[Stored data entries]
START

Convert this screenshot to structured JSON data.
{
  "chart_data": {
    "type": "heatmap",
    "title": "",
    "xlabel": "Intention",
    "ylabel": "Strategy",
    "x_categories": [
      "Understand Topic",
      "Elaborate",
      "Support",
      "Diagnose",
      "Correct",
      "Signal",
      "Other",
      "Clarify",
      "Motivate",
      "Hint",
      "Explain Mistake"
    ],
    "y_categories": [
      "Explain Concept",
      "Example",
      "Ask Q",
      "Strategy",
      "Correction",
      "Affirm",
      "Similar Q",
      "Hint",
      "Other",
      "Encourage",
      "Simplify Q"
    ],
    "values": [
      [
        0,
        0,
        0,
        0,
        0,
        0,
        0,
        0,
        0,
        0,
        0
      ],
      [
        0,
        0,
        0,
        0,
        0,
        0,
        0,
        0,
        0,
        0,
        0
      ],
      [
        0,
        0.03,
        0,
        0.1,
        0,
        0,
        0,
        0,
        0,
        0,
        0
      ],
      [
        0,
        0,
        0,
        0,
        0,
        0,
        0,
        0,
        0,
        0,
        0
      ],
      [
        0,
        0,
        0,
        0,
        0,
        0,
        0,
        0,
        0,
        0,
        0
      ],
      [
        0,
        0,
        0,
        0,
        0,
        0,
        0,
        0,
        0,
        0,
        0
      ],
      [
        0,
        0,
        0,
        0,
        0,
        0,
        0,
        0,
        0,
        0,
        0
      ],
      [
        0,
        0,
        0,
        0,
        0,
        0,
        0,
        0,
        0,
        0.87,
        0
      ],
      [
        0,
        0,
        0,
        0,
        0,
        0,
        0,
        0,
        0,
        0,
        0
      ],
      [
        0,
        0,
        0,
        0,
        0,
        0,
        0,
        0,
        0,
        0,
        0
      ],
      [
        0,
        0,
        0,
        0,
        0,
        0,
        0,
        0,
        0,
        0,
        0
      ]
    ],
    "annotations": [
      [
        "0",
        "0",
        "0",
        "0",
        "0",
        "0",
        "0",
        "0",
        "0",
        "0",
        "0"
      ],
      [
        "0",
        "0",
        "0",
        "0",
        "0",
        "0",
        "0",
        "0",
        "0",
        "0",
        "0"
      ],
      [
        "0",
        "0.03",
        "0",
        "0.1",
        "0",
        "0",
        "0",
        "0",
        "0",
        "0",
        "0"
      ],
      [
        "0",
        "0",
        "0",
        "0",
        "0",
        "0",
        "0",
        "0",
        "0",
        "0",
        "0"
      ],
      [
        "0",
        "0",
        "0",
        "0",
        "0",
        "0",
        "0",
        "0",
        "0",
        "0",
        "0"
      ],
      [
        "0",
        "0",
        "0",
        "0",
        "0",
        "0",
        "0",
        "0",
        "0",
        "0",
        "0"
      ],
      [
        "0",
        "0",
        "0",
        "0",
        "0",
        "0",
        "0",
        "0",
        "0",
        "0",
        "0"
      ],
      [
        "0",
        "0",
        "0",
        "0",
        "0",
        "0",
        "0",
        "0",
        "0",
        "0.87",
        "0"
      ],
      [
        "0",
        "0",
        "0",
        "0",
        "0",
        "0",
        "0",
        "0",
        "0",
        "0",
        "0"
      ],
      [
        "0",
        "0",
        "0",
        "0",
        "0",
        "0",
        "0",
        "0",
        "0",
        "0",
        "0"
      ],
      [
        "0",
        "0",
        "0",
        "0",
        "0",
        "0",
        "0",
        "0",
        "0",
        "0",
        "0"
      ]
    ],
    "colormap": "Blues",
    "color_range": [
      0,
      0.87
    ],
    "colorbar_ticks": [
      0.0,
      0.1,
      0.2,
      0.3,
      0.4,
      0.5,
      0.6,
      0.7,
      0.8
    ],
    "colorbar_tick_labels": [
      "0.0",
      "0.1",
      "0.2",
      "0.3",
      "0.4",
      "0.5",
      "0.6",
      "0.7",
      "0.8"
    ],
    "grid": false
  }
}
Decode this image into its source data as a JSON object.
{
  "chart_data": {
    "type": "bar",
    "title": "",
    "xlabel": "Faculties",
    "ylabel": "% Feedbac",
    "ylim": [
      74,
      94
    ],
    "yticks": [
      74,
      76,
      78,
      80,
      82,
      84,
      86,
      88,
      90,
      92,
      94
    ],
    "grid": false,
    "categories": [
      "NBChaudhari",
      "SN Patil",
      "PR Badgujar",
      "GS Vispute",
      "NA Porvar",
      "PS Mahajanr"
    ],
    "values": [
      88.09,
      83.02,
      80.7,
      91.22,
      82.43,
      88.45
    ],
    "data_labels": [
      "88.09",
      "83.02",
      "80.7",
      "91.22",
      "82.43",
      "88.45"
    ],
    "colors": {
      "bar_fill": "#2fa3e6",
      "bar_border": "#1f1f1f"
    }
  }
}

END

▶ WRITTEN PROBLEM
Identify the lines in the entries above that contain "JSON", then copy them out.

▶ FINAL ANSWER
Convert this screenshot to structured JSON data.
Decode this image into its source data as a JSON object.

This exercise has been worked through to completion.